TASK OBJECTIVE — Select all lines with the string "darse" in them, and copy those lines.

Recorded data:

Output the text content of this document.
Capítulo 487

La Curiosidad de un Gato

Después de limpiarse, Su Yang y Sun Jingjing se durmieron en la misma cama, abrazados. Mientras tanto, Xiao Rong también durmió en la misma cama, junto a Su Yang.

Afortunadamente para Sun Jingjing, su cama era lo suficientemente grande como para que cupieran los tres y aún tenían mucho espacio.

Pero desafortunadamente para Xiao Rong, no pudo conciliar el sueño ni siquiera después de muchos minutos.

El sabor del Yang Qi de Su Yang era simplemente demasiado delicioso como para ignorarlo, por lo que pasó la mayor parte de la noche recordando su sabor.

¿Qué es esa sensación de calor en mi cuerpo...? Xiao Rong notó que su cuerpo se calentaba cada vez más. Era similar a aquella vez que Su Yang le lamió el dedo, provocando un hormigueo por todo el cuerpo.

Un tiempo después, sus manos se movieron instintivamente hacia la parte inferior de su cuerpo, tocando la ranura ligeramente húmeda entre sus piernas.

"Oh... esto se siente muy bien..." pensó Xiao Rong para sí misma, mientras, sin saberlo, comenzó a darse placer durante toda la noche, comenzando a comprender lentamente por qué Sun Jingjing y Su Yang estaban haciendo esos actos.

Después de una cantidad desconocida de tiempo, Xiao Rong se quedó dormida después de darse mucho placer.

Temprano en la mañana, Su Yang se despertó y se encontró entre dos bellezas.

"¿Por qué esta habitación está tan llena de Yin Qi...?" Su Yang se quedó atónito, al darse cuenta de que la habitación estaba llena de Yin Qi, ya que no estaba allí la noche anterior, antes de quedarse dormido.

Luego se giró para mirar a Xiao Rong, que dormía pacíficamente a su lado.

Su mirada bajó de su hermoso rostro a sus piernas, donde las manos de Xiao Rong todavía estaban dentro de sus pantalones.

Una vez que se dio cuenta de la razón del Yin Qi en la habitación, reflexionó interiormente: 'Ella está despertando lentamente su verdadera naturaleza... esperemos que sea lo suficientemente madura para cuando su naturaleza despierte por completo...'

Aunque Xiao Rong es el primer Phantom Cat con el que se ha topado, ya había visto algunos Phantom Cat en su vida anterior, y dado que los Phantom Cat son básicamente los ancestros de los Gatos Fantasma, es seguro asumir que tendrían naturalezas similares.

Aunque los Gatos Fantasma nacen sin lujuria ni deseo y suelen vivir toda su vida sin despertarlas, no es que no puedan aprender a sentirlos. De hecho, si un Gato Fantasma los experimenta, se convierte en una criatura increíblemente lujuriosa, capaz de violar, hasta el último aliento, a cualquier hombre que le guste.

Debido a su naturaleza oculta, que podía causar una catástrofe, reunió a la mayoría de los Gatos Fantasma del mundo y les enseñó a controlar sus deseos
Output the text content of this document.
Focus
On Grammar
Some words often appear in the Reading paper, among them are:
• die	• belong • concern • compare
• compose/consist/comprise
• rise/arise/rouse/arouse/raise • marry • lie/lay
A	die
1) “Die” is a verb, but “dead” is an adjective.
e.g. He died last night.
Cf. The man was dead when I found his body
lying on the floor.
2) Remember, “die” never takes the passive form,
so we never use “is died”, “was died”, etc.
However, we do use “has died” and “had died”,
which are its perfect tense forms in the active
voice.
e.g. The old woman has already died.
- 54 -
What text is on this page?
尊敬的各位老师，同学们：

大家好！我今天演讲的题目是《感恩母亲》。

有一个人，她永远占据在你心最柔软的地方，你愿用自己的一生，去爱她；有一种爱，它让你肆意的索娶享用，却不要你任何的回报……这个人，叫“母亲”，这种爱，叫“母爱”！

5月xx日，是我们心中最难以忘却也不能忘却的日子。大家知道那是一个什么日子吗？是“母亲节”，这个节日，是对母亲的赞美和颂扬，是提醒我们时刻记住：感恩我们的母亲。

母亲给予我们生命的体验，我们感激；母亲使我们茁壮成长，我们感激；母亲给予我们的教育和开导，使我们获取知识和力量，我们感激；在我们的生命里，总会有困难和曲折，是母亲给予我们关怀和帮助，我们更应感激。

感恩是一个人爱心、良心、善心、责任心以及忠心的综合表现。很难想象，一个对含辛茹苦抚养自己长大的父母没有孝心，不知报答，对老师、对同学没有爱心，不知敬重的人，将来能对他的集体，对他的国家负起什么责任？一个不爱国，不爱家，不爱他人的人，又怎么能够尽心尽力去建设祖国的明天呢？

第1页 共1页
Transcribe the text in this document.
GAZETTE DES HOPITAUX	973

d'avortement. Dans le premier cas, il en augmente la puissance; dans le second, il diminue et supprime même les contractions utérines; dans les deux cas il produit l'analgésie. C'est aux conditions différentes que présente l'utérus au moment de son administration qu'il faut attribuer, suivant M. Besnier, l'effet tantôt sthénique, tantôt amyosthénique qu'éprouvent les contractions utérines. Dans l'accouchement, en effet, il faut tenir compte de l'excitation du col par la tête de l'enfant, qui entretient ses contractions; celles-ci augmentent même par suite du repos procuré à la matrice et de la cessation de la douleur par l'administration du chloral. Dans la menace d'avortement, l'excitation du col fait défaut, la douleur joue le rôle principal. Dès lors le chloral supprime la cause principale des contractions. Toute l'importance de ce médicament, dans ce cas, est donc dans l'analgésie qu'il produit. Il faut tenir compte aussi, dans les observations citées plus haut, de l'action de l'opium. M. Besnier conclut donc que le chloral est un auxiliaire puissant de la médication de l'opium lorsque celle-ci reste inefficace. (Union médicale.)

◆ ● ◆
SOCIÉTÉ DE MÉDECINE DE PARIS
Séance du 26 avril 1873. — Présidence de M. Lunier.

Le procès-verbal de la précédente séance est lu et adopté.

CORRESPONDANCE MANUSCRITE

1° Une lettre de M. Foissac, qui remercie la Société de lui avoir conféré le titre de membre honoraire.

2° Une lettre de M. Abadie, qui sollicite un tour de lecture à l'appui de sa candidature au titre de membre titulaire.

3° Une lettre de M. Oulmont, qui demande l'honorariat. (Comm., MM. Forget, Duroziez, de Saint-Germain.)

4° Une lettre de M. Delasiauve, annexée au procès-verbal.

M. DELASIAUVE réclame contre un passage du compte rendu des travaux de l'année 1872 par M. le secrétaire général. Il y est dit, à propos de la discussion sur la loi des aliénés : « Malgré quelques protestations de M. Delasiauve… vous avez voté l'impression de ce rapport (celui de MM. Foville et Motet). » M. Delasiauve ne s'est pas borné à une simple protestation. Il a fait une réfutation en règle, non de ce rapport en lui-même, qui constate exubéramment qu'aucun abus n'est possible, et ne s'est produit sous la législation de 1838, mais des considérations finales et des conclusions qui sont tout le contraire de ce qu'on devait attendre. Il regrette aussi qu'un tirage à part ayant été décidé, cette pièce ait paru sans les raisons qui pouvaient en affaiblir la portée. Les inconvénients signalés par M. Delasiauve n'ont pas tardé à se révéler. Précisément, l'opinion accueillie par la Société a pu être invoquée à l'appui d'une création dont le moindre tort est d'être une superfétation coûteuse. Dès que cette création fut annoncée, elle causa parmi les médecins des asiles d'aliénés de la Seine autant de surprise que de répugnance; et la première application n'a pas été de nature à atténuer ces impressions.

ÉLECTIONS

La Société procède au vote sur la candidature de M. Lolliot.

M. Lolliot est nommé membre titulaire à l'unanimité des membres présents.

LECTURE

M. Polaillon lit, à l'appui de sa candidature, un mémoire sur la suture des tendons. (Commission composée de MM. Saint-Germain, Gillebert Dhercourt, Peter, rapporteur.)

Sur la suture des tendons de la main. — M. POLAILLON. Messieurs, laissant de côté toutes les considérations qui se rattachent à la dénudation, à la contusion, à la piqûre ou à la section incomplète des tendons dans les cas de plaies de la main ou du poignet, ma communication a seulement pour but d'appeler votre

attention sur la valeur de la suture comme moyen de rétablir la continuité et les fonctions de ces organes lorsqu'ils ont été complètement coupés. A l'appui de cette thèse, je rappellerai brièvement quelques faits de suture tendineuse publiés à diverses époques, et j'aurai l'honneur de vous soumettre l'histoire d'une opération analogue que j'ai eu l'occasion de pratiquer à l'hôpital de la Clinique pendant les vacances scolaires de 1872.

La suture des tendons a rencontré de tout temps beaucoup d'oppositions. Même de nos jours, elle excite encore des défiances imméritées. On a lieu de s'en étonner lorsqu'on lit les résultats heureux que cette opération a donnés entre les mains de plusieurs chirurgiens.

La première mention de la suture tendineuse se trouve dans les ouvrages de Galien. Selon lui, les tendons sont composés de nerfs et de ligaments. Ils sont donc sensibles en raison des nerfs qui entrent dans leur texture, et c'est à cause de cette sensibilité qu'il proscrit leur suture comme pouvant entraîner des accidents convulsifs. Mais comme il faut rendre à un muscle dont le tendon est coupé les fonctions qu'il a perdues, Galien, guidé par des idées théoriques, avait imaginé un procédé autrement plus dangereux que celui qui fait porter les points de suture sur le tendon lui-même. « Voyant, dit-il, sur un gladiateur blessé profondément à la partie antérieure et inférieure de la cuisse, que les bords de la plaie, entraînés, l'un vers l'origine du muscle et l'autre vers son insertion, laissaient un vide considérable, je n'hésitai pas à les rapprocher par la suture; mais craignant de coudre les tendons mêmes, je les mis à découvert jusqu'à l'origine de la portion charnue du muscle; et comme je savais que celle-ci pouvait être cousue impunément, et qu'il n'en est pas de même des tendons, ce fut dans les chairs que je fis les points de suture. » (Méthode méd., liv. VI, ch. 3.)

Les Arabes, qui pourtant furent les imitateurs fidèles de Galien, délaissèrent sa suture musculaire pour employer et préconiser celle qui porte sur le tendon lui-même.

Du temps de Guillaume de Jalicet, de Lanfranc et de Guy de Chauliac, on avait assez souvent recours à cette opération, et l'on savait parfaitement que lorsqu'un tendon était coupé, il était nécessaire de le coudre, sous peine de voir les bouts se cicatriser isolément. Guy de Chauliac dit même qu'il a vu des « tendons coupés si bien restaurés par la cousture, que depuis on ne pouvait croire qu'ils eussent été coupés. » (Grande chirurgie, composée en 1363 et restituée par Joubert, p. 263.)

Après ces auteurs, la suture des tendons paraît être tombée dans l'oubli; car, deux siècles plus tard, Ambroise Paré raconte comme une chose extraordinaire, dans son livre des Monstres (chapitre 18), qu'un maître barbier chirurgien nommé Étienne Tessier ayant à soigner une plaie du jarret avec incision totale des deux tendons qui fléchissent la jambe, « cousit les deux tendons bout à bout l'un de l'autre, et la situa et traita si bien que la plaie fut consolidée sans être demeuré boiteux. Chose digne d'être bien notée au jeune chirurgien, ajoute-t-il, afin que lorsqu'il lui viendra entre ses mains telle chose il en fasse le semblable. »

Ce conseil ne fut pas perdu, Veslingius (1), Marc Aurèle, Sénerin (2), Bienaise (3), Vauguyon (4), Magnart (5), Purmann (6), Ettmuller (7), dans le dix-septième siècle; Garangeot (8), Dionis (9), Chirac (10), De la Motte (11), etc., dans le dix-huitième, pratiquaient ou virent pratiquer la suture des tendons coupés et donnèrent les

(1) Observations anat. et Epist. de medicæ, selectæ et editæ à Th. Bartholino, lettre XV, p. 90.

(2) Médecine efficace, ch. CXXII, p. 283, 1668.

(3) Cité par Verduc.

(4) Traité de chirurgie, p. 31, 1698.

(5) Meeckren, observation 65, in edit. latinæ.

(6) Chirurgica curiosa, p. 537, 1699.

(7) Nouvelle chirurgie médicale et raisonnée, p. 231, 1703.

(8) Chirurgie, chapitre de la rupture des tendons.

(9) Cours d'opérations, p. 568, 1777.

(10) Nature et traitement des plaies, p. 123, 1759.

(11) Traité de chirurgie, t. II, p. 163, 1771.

OUTPUT FOR THIS EXERCISE —
"Oh... esto se siente muy bien..." pensó Xiao Rong para sí misma, mientras, sin saberlo, comenzó a darse placer durante toda la noche, comenzando a comprender lentamente por qué Sun Jingjing y Su Yang estaban haciendo esos actos.
Después de una cantidad desconocida de tiempo, Xiao Rong se quedó dormida después de darse mucho placer.
"¿Por qué esta habitación está tan llena de Yin Qi...?" Su Yang se quedó atónito, al darse cuenta de que la habitación estaba llena de Yin Qi, ya que no estaba allí la noche anterior, antes de quedarse dormido.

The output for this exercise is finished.